* DATA
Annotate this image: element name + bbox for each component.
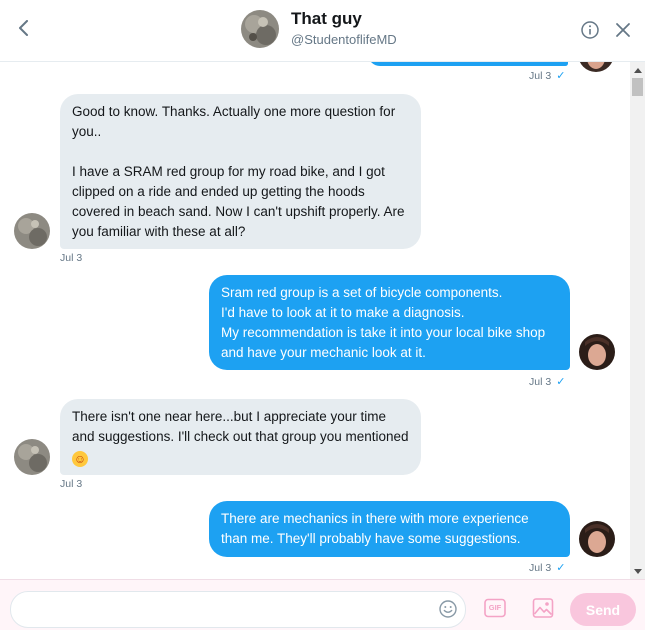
scroll-down-arrow-icon[interactable] xyxy=(630,565,645,577)
message-bubble-outgoing[interactable]: Sram red group is a set of bicycle compo… xyxy=(209,275,570,370)
contact-message-avatar[interactable] xyxy=(14,439,50,475)
smiley-icon xyxy=(439,600,457,618)
close-icon xyxy=(616,23,630,37)
message-composer: GIF Send xyxy=(0,579,645,630)
back-button[interactable] xyxy=(12,16,36,40)
message-meta: Jul 3 xyxy=(60,252,82,264)
read-check-icon: ✓ xyxy=(556,376,566,388)
scrollbar-thumb[interactable] xyxy=(632,78,643,96)
message-bubble-outgoing[interactable] xyxy=(368,62,568,66)
message-timestamp: Jul 3 xyxy=(529,561,552,574)
message-timestamp: Jul 3 xyxy=(529,375,552,388)
message-meta: Jul 3 xyxy=(60,478,82,490)
contact-avatar[interactable] xyxy=(241,10,279,48)
send-button[interactable]: Send xyxy=(570,593,636,626)
contact-name[interactable]: That guy xyxy=(291,9,362,29)
conversation-header: That guy @StudentoflifeMD xyxy=(0,0,645,62)
close-button[interactable] xyxy=(612,19,634,41)
info-button[interactable] xyxy=(579,19,601,41)
message-list[interactable]: Jul 3 ✓ Good to know. Thanks. Actually o… xyxy=(0,62,630,579)
message-timestamp: Jul 3 xyxy=(60,478,83,490)
own-avatar xyxy=(578,62,614,72)
info-circle-icon xyxy=(581,21,599,39)
chevron-left-icon xyxy=(19,20,28,36)
gif-label: GIF xyxy=(488,603,502,612)
own-avatar xyxy=(579,521,615,557)
message-meta: Jul 3 ✓ xyxy=(529,561,566,575)
image-icon xyxy=(532,598,554,618)
own-avatar xyxy=(579,334,615,370)
media-button[interactable] xyxy=(532,597,554,619)
scroll-up-arrow-icon[interactable] xyxy=(630,64,645,76)
message-text: There isn't one near here...but I apprec… xyxy=(72,409,409,444)
message-bubble-incoming[interactable]: Good to know. Thanks. Actually one more … xyxy=(60,94,421,249)
message-meta: Jul 3 ✓ xyxy=(529,69,566,83)
smiling-face-emoji: ☺ xyxy=(72,451,88,467)
message-bubble-outgoing[interactable]: There are mechanics in there with more e… xyxy=(209,501,570,557)
contact-message-avatar[interactable] xyxy=(14,213,50,249)
message-bubble-incoming[interactable]: There isn't one near here...but I apprec… xyxy=(60,399,421,475)
message-timestamp: Jul 3 xyxy=(529,69,552,82)
read-check-icon: ✓ xyxy=(556,70,566,82)
message-scrollbar[interactable] xyxy=(630,62,645,579)
gif-button[interactable]: GIF xyxy=(484,598,506,618)
message-timestamp: Jul 3 xyxy=(60,252,83,264)
message-input[interactable] xyxy=(10,591,466,628)
read-check-icon: ✓ xyxy=(556,562,566,574)
message-meta: Jul 3 ✓ xyxy=(529,375,566,389)
contact-handle: @StudentoflifeMD xyxy=(291,32,397,47)
emoji-button[interactable] xyxy=(438,599,458,619)
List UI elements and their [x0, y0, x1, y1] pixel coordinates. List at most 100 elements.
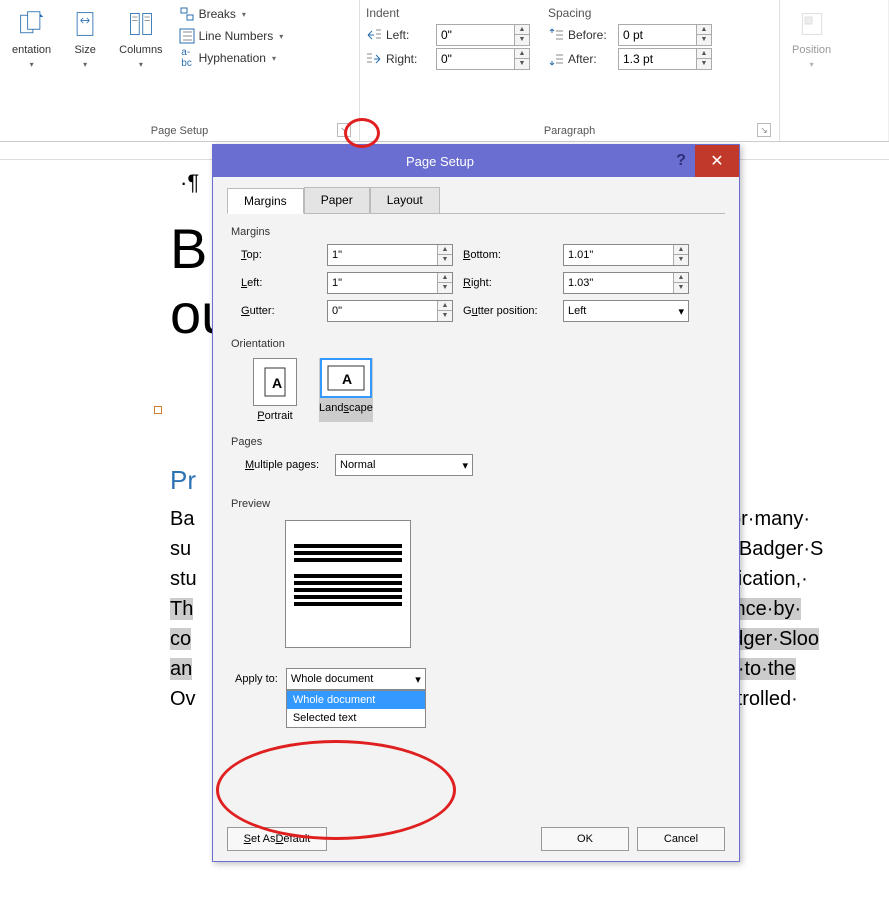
margin-bottom-input[interactable]: ▲▼ — [563, 244, 689, 266]
indent-left-input[interactable]: ▲▼ — [436, 24, 530, 46]
apply-to-option-whole[interactable]: Whole document — [287, 691, 425, 709]
dropdown-arrow-icon: ▾ — [139, 60, 143, 69]
dropdown-arrow-icon: ▾ — [810, 60, 814, 69]
gutter-position-select[interactable]: Left▾ — [563, 300, 689, 322]
orientation-label: entation — [12, 44, 51, 56]
spacing-after-icon — [548, 51, 564, 67]
spin-up[interactable]: ▲ — [438, 245, 452, 255]
apply-to-dropdown: Whole document Selected text — [286, 690, 426, 728]
spin-down[interactable]: ▼ — [697, 59, 711, 69]
dropdown-arrow-icon: ▾ — [242, 10, 246, 19]
gutter-input[interactable]: ▲▼ — [327, 300, 453, 322]
indent-right-value[interactable] — [437, 52, 514, 66]
landscape-icon: A — [320, 358, 372, 398]
spacing-after-label: After: — [568, 52, 614, 66]
columns-label: Columns — [119, 44, 162, 56]
breaks-button[interactable]: Breaks ▾ — [175, 4, 288, 24]
chevron-down-icon: ▾ — [678, 305, 684, 318]
size-label: Size — [74, 44, 95, 56]
indent-right-input[interactable]: ▲▼ — [436, 48, 530, 70]
orientation-icon — [16, 8, 48, 40]
margin-left-label: Left: — [241, 277, 317, 289]
spin-down[interactable]: ▼ — [438, 255, 452, 265]
page-setup-dialog: Page Setup ? ✕ Margins Paper Layout Marg… — [212, 144, 740, 862]
spin-up[interactable]: ▲ — [674, 273, 688, 283]
breaks-icon — [179, 6, 195, 22]
set-as-default-button[interactable]: Set As Default — [227, 827, 327, 851]
spin-down[interactable]: ▼ — [697, 35, 711, 45]
spin-down[interactable]: ▼ — [515, 59, 529, 69]
orientation-portrait[interactable]: A Portrait — [253, 358, 297, 422]
svg-text:A: A — [342, 371, 352, 387]
ribbon-group-arrange: Position ▾ — [780, 0, 889, 141]
spin-up[interactable]: ▲ — [438, 273, 452, 283]
spin-down[interactable]: ▼ — [438, 283, 452, 293]
spacing-before-value[interactable] — [619, 28, 696, 42]
spin-up[interactable]: ▲ — [438, 301, 452, 311]
spin-up[interactable]: ▲ — [674, 245, 688, 255]
paragraph-group-label: Paragraph ↘ — [366, 123, 773, 139]
hyphenation-button[interactable]: a-bc Hyphenation ▾ — [175, 48, 288, 68]
portrait-icon: A — [253, 358, 297, 406]
breaks-label: Breaks — [199, 7, 236, 21]
position-label: Position — [792, 44, 831, 56]
size-button[interactable]: Size ▾ — [63, 4, 107, 123]
dialog-titlebar[interactable]: Page Setup ? ✕ — [213, 145, 739, 177]
dialog-title: Page Setup — [213, 154, 667, 169]
dropdown-arrow-icon: ▾ — [272, 54, 276, 63]
svg-text:A: A — [272, 375, 282, 391]
gutter-label: Gutter: — [241, 305, 317, 317]
orientation-button[interactable]: entation ▾ — [6, 4, 57, 123]
page-setup-dialog-launcher[interactable]: ↘ — [337, 123, 351, 137]
preview-section-label: Preview — [231, 498, 725, 510]
size-icon — [69, 8, 101, 40]
spacing-before-label: Before: — [568, 28, 614, 42]
title-left: B — [170, 217, 207, 280]
pages-section-label: Pages — [231, 436, 725, 448]
line-numbers-button[interactable]: Line Numbers ▾ — [175, 26, 288, 46]
dropdown-arrow-icon: ▾ — [30, 60, 34, 69]
indent-left-icon — [366, 27, 382, 43]
cancel-button[interactable]: Cancel — [637, 827, 725, 851]
spacing-before-icon — [548, 27, 564, 43]
apply-to-label: Apply to: — [235, 673, 278, 685]
ok-button[interactable]: OK — [541, 827, 629, 851]
tab-paper[interactable]: Paper — [304, 187, 370, 213]
columns-button[interactable]: Columns ▾ — [113, 4, 168, 123]
tab-layout[interactable]: Layout — [370, 187, 440, 213]
paragraph-group-text: Paragraph — [544, 125, 595, 137]
chevron-down-icon: ▾ — [415, 673, 421, 686]
indent-right-icon — [366, 51, 382, 67]
spin-down[interactable]: ▼ — [674, 255, 688, 265]
columns-icon — [125, 8, 157, 40]
indent-right-label: Right: — [386, 52, 432, 66]
page-setup-group-label: Page Setup ↘ — [6, 123, 353, 139]
spin-down[interactable]: ▼ — [674, 283, 688, 293]
dialog-close-button[interactable]: ✕ — [695, 145, 739, 177]
dialog-help-button[interactable]: ? — [667, 152, 695, 170]
margin-right-input[interactable]: ▲▼ — [563, 272, 689, 294]
orientation-landscape[interactable]: A Landscape — [319, 358, 373, 422]
multiple-pages-select[interactable]: Normal▾ — [335, 454, 473, 476]
spin-up[interactable]: ▲ — [515, 25, 529, 35]
apply-to-option-selected[interactable]: Selected text — [287, 709, 425, 727]
indent-left-value[interactable] — [437, 28, 514, 42]
tab-margins[interactable]: Margins — [227, 188, 304, 214]
spin-up[interactable]: ▲ — [697, 25, 711, 35]
apply-to-select[interactable]: Whole document ▾ — [286, 668, 426, 690]
spacing-after-input[interactable]: ▲▼ — [618, 48, 712, 70]
margin-top-input[interactable]: ▲▼ — [327, 244, 453, 266]
apply-to-value: Whole document — [291, 673, 374, 685]
spin-up[interactable]: ▲ — [697, 49, 711, 59]
margin-left-input[interactable]: ▲▼ — [327, 272, 453, 294]
spin-down[interactable]: ▼ — [438, 311, 452, 321]
hyphenation-icon: a-bc — [179, 50, 195, 66]
spin-up[interactable]: ▲ — [515, 49, 529, 59]
paragraph-dialog-launcher[interactable]: ↘ — [757, 123, 771, 137]
spacing-before-input[interactable]: ▲▼ — [618, 24, 712, 46]
position-button[interactable]: Position ▾ — [786, 4, 837, 135]
multiple-pages-label: Multiple pages: — [245, 459, 319, 471]
preview-box — [285, 520, 411, 648]
spin-down[interactable]: ▼ — [515, 35, 529, 45]
spacing-after-value[interactable] — [619, 52, 696, 66]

* EXERCISE DIRECTIONS
Rewrite the part that opens with the line containing "scroll-down-arrow-icon[interactable] xyxy=(630,565,645,577)" and closes with the line containing "message-timestamp: Jul 3 xyxy=(529,375,552,388)", replacing "smiley-icon" with "emoji-icon" and leaving everything else unchanged.

* SOLUTION
scroll-down-arrow-icon[interactable] xyxy=(630,565,645,577)
message-bubble-outgoing[interactable]: Sram red group is a set of bicycle compo… xyxy=(209,275,570,370)
contact-message-avatar[interactable] xyxy=(14,439,50,475)
emoji-icon xyxy=(439,600,457,618)
close-icon xyxy=(616,23,630,37)
message-composer: GIF Send xyxy=(0,579,645,630)
back-button[interactable] xyxy=(12,16,36,40)
message-meta: Jul 3 xyxy=(60,252,82,264)
read-check-icon: ✓ xyxy=(556,376,566,388)
scrollbar-thumb[interactable] xyxy=(632,78,643,96)
message-bubble-outgoing[interactable] xyxy=(368,62,568,66)
message-timestamp: Jul 3 xyxy=(529,561,552,574)
message-timestamp: Jul 3 xyxy=(529,375,552,388)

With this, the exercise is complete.